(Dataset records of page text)
"""

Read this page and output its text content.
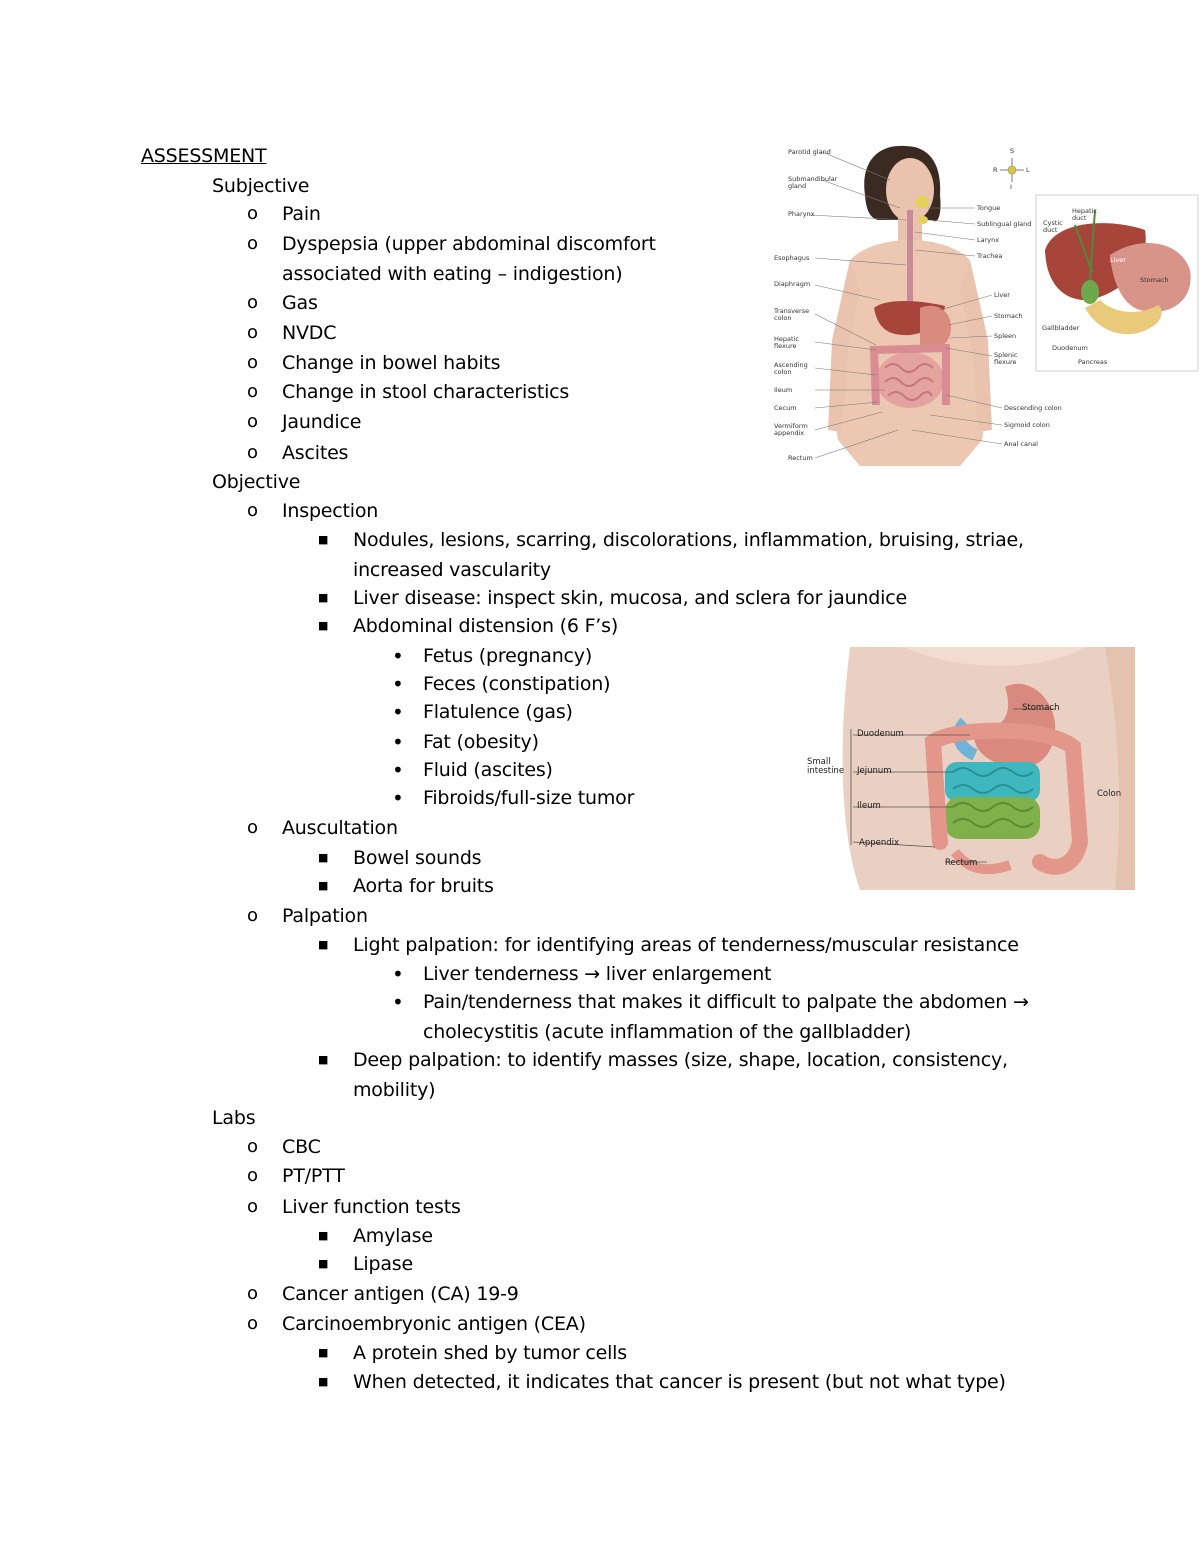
ASSESSMENT
Subjective
o Pain
o Dyspepsia (upper abdominal discomfort
associated with eating – indigestion)
o Gas
o NVDC
o Change in bowel habits
o Change in stool characteristics
o Jaundice
o Ascites
Objective
o Inspection
■ Nodules, lesions, scarring, discolorations, inflammation, bruising, striae,
increased vascularity
■ Liver disease: inspect skin, mucosa, and sclera for jaundice
■ Abdominal distension (6 F’s)
• Fetus (pregnancy)
• Feces (constipation)
• Flatulence (gas)
• Fat (obesity)
• Fluid (ascites)
• Fibroids/full-size tumor
o Auscultation
■ Bowel sounds
■ Aorta for bruits
o Palpation
■ Light palpation: for identifying areas of tenderness/muscular resistance
• Liver tenderness → liver enlargement
• Pain/tenderness that makes it difficult to palpate the abdomen →
cholecystitis (acute inflammation of the gallbladder)
■ Deep palpation: to identify masses (size, shape, location, consistency,
mobility)
Labs
o CBC
o PT/PTT
o Liver function tests
■ Amylase
■ Lipase
o Cancer antigen (CA) 19-9
o Carcinoembryonic antigen (CEA)
■ A protein shed by tumor cells
■ When detected, it indicates that cancer is present (but not what type)
Parotid gland
Submandibular gland
Pharynx
Esophagus
Diaphragm
Transverse colon
Hepatic flexure
Ascending colon
Ileum
Cecum
Vermiform appendix
Rectum
Tongue
Sublingual gland
Larynx
Trachea
Liver
Stomach
Spleen
Splenic flexure
Descending colon
Sigmoid colon
Anal canal
S
R	L
I
Cystic duct
Hepatic duct
Liver
Stomach
Gallbladder
Duodenum
Pancreas
Stomach
Duodenum
Small intestine	Jejunum
Colon
Ileum
Appendix
Rectum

"""

*Exercise*.
Apart from the pictures, all of the data should be repeated exactly.

*Written solution*.
Read this page and output its text content.
ASSESSMENT
Subjective
o Pain
o Dyspepsia (upper abdominal discomfort
associated with eating – indigestion)
o Gas
o NVDC
o Change in bowel habits
o Change in stool characteristics
o Jaundice
o Ascites
Objective
o Inspection
■ Nodules, lesions, scarring, discolorations, inflammation, bruising, striae,
increased vascularity
■ Liver disease: inspect skin, mucosa, and sclera for jaundice
■ Abdominal distension (6 F’s)
• Fetus (pregnancy)
• Feces (constipation)
• Flatulence (gas)
• Fat (obesity)
• Fluid (ascites)
• Fibroids/full-size tumor
o Auscultation
■ Bowel sounds
■ Aorta for bruits
o Palpation
■ Light palpation: for identifying areas of tenderness/muscular resistance
• Liver tenderness → liver enlargement
• Pain/tenderness that makes it difficult to palpate the abdomen →
cholecystitis (acute inflammation of the gallbladder)
■ Deep palpation: to identify masses (size, shape, location, consistency,
mobility)
Labs
o CBC
o PT/PTT
o Liver function tests
■ Amylase
■ Lipase
o Cancer antigen (CA) 19-9
o Carcinoembryonic antigen (CEA)
■ A protein shed by tumor cells
■ When detected, it indicates that cancer is present (but not what type)
Parotid gland
Submandibular gland
Pharynx
Esophagus
Diaphragm
Transverse colon
Hepatic flexure
Ascending colon
Ileum
Cecum
Vermiform appendix
Rectum
Tongue
Sublingual gland
Larynx
Trachea
Liver
Stomach
Spleen
Splenic flexure
Descending colon
Sigmoid colon
Anal canal
S
R	L
I
Cystic duct
Hepatic duct
Liver
Stomach
Gallbladder
Duodenum
Pancreas
Stomach
Duodenum
Small intestine	Jejunum
Colon
Ileum
Appendix
Rectum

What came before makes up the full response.